Go through the data below and copy it exactly, skipping every picture.

Saved data entries
* begin *

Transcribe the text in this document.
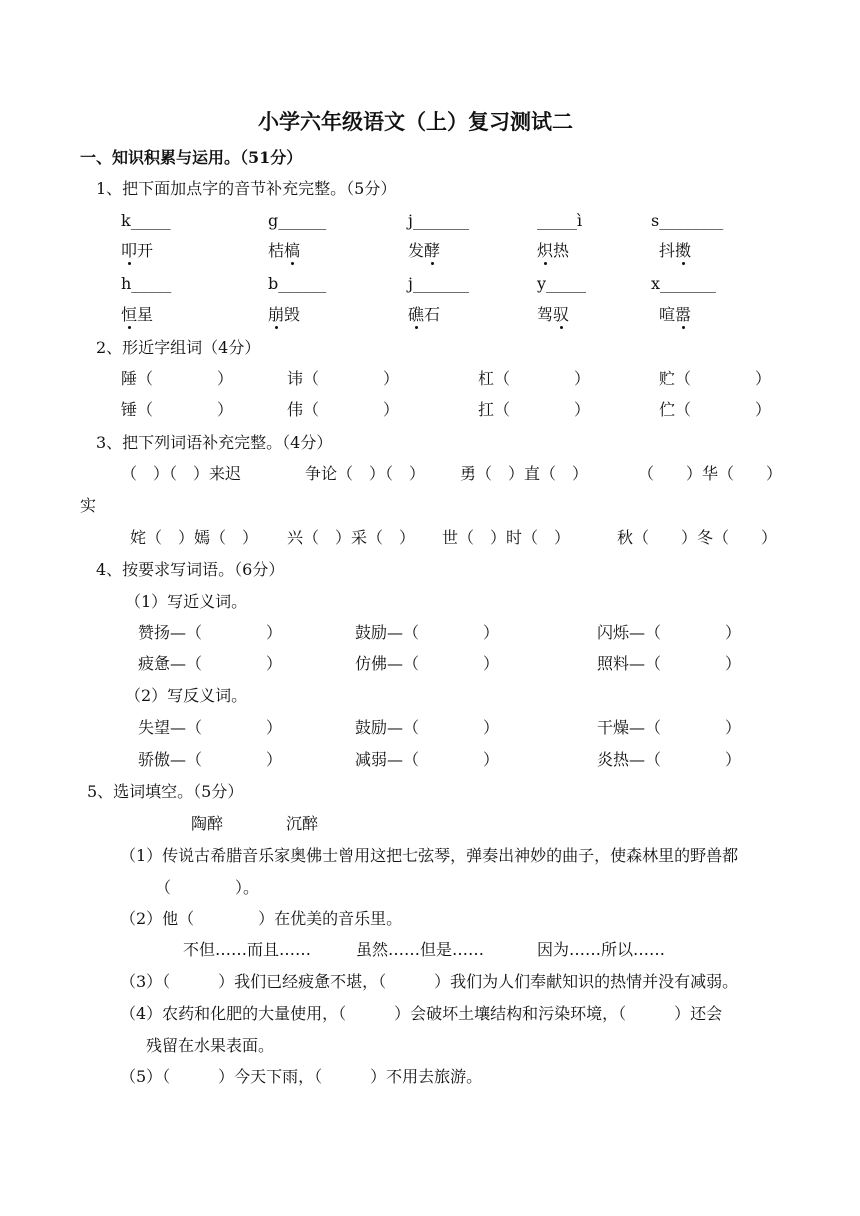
小学六年级语文（上）复习测试二
一、知识积累与运用。（51分）
1、把下面加点字的音节补充完整。（5分）
k_____	g______	j_______	_____ì	s________
叩开	桔槁	发酵	炽热	抖擞
h_____	b______	j_______	y_____	x_______
恒星	崩毁	礁石	驾驭	喧嚣
2、形近字组词（4分）
陲（　　　　）	讳（　　　　）	杠（　　　　）	贮（　　　　）
锤（　　　　）	伟（　　　　）	扛（　　　　）	伫（　　　　）
3、把下列词语补充完整。（4分）
（　）（　）来迟	争论（　）（　） 勇（　）直（　）	（　　）华（　　）
实
姹（　）嫣（　） 兴（　）采（　） 世（　）时（　）	秋（　　）冬（　　）
4、按要求写词语。（6分）
（1）写近义词。
赞扬—（　　　　）	鼓励—（　　　　）	闪烁—（　　　　）
疲惫—（　　　　）	仿佛—（　　　　）	照料—（　　　　）
（2）写反义词。
失望—（　　　　）	鼓励—（　　　　）	干燥—（　　　　）
骄傲—（　　　　）	减弱—（　　　　）	炎热—（　　　　）
5、选词填空。（5分）
陶醉	沉醉
（1）传说古希腊音乐家奥佛士曾用这把七弦琴，弹奏出神妙的曲子，使森林里的野兽都
（　　　　）。
（2）他（　　　　）在优美的音乐里。
不但……而且……	虽然……但是……	因为……所以……
（3）（　　　）我们已经疲惫不堪，（　　　）我们为人们奉献知识的热情并没有减弱。
（4）农药和化肥的大量使用，（　　　）会破坏土壤结构和污染环境，（　　　）还会
残留在水果表面。
（5）（　　　）今天下雨，（　　　）不用去旅游。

* end *

:: WRITTEN SOLUTION ::
Transcribe the text in this document.
小学六年级语文（上）复习测试二
一、知识积累与运用。（51分）
1、把下面加点字的音节补充完整。（5分）
k_____	g______	j_______	_____ì	s________
叩开	桔槁	发酵	炽热	抖擞
h_____	b______	j_______	y_____	x_______
恒星	崩毁	礁石	驾驭	喧嚣
2、形近字组词（4分）
陲（　　　　）	讳（　　　　）	杠（　　　　）	贮（　　　　）
锤（　　　　）	伟（　　　　）	扛（　　　　）	伫（　　　　）
3、把下列词语补充完整。（4分）
（　）（　）来迟	争论（　）（　） 勇（　）直（　）	（　　）华（　　）
实
姹（　）嫣（　） 兴（　）采（　） 世（　）时（　）	秋（　　）冬（　　）
4、按要求写词语。（6分）
（1）写近义词。
赞扬—（　　　　）	鼓励—（　　　　）	闪烁—（　　　　）
疲惫—（　　　　）	仿佛—（　　　　）	照料—（　　　　）
（2）写反义词。
失望—（　　　　）	鼓励—（　　　　）	干燥—（　　　　）
骄傲—（　　　　）	减弱—（　　　　）	炎热—（　　　　）
5、选词填空。（5分）
陶醉	沉醉
（1）传说古希腊音乐家奥佛士曾用这把七弦琴，弹奏出神妙的曲子，使森林里的野兽都
（　　　　）。
（2）他（　　　　）在优美的音乐里。
不但……而且……	虽然……但是……	因为……所以……
（3）（　　　）我们已经疲惫不堪，（　　　）我们为人们奉献知识的热情并没有减弱。
（4）农药和化肥的大量使用，（　　　）会破坏土壤结构和污染环境，（　　　）还会
残留在水果表面。
（5）（　　　）今天下雨，（　　　）不用去旅游。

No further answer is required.